● **Exercise aim**
Omit all pictures, then retype the data exactly as given.

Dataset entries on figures
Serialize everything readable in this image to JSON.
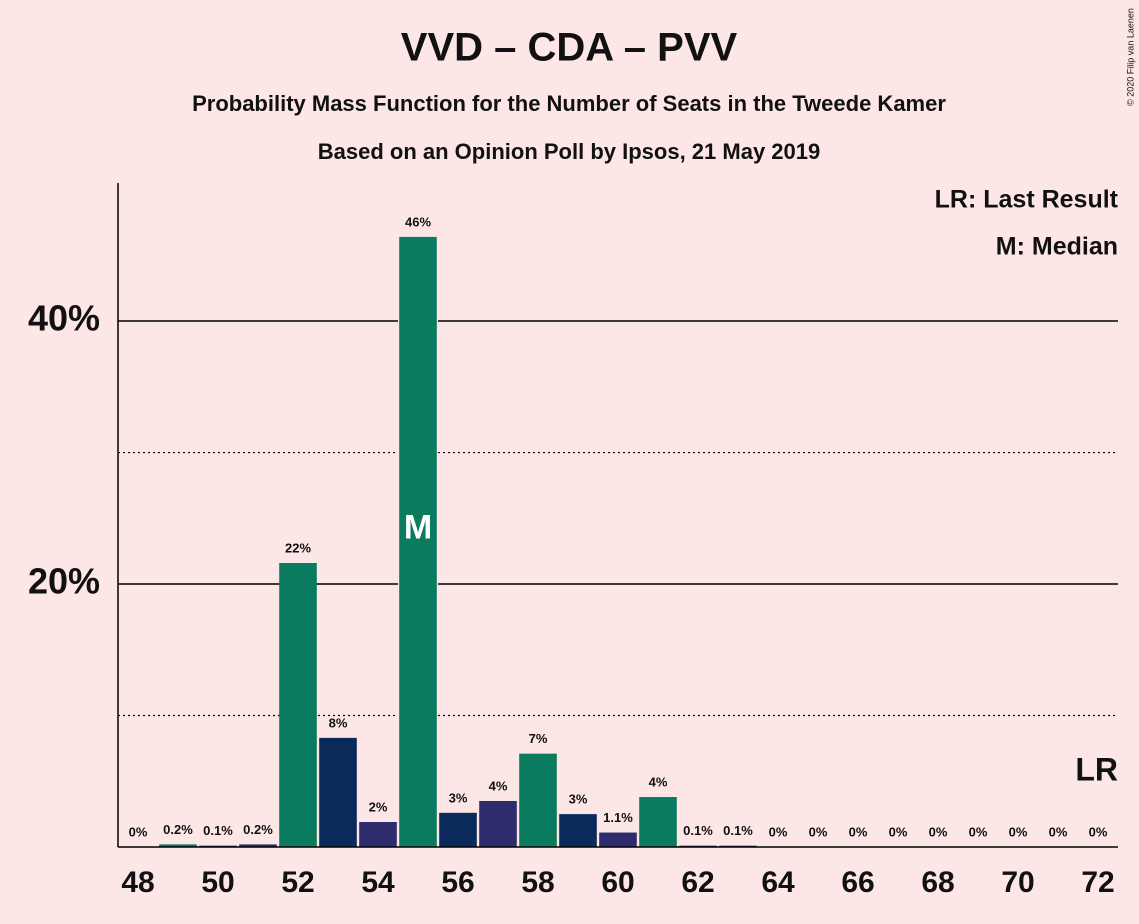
{
  "chart_data": {
    "type": "bar",
    "title": "VVD – CDA – PVV",
    "subtitle": "Probability Mass Function for the Number of Seats in the Tweede Kamer",
    "subtitle2": "Based on an Opinion Poll by Ipsos, 21 May 2019",
    "copyright": "© 2020 Filip van Laenen",
    "legend": [
      "LR: Last Result",
      "M: Median"
    ],
    "median": {
      "label": "M",
      "x": 55
    },
    "last_result": {
      "label": "LR",
      "x": 72
    },
    "xlim": [
      47.5,
      72.5
    ],
    "x": [
      48,
      49,
      50,
      51,
      52,
      53,
      54,
      55,
      56,
      57,
      58,
      59,
      60,
      61,
      62,
      63,
      64,
      65,
      66,
      67,
      68,
      69,
      70,
      71,
      72
    ],
    "xticks": [
      48,
      50,
      52,
      54,
      56,
      58,
      60,
      62,
      64,
      66,
      68,
      70,
      72
    ],
    "values": [
      0,
      0.2,
      0.1,
      0.2,
      21.6,
      8.3,
      1.9,
      46.4,
      2.6,
      3.5,
      7.1,
      2.5,
      1.1,
      3.8,
      0.1,
      0.1,
      0,
      0,
      0,
      0,
      0,
      0,
      0,
      0,
      0
    ],
    "value_labels": [
      "0%",
      "0.2%",
      "0.1%",
      "0.2%",
      "22%",
      "8%",
      "2%",
      "46%",
      "3%",
      "4%",
      "7%",
      "3%",
      "1.1%",
      "4%",
      "0.1%",
      "0.1%",
      "0%",
      "0%",
      "0%",
      "0%",
      "0%",
      "0%",
      "0%",
      "0%",
      "0%"
    ],
    "colors": [
      "#2e2c6c",
      "#0a7b5e",
      "#0b2a5c",
      "#2e2c6c",
      "#0a7b5e",
      "#0b2a5c",
      "#2e2c6c",
      "#0a7b5e",
      "#0b2a5c",
      "#2e2c6c",
      "#0a7b5e",
      "#0b2a5c",
      "#2e2c6c",
      "#0a7b5e",
      "#0b2a5c",
      "#2e2c6c",
      "#0a7b5e",
      "#0b2a5c",
      "#2e2c6c",
      "#0a7b5e",
      "#0b2a5c",
      "#2e2c6c",
      "#0a7b5e",
      "#0b2a5c",
      "#2e2c6c"
    ],
    "ylim": [
      0,
      50.5
    ],
    "yticks": [
      {
        "value": 20,
        "label": "20%"
      },
      {
        "value": 40,
        "label": "40%"
      }
    ],
    "minor_yticks": [
      10,
      30
    ],
    "grid": true
  }
}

● **Exercise output**
Serialize everything readable in this image to JSON.
{
  "chart_data": {
    "type": "bar",
    "title": "VVD – CDA – PVV",
    "subtitle": "Probability Mass Function for the Number of Seats in the Tweede Kamer",
    "subtitle2": "Based on an Opinion Poll by Ipsos, 21 May 2019",
    "copyright": "© 2020 Filip van Laenen",
    "legend": [
      "LR: Last Result",
      "M: Median"
    ],
    "median": {
      "label": "M",
      "x": 55
    },
    "last_result": {
      "label": "LR",
      "x": 72
    },
    "xlim": [
      47.5,
      72.5
    ],
    "x": [
      48,
      49,
      50,
      51,
      52,
      53,
      54,
      55,
      56,
      57,
      58,
      59,
      60,
      61,
      62,
      63,
      64,
      65,
      66,
      67,
      68,
      69,
      70,
      71,
      72
    ],
    "xticks": [
      48,
      50,
      52,
      54,
      56,
      58,
      60,
      62,
      64,
      66,
      68,
      70,
      72
    ],
    "values": [
      0,
      0.2,
      0.1,
      0.2,
      21.6,
      8.3,
      1.9,
      46.4,
      2.6,
      3.5,
      7.1,
      2.5,
      1.1,
      3.8,
      0.1,
      0.1,
      0,
      0,
      0,
      0,
      0,
      0,
      0,
      0,
      0
    ],
    "value_labels": [
      "0%",
      "0.2%",
      "0.1%",
      "0.2%",
      "22%",
      "8%",
      "2%",
      "46%",
      "3%",
      "4%",
      "7%",
      "3%",
      "1.1%",
      "4%",
      "0.1%",
      "0.1%",
      "0%",
      "0%",
      "0%",
      "0%",
      "0%",
      "0%",
      "0%",
      "0%",
      "0%"
    ],
    "colors": [
      "#2e2c6c",
      "#0a7b5e",
      "#0b2a5c",
      "#2e2c6c",
      "#0a7b5e",
      "#0b2a5c",
      "#2e2c6c",
      "#0a7b5e",
      "#0b2a5c",
      "#2e2c6c",
      "#0a7b5e",
      "#0b2a5c",
      "#2e2c6c",
      "#0a7b5e",
      "#0b2a5c",
      "#2e2c6c",
      "#0a7b5e",
      "#0b2a5c",
      "#2e2c6c",
      "#0a7b5e",
      "#0b2a5c",
      "#2e2c6c",
      "#0a7b5e",
      "#0b2a5c",
      "#2e2c6c"
    ],
    "ylim": [
      0,
      50.5
    ],
    "yticks": [
      {
        "value": 20,
        "label": "20%"
      },
      {
        "value": 40,
        "label": "40%"
      }
    ],
    "minor_yticks": [
      10,
      30
    ],
    "grid": true
  }
}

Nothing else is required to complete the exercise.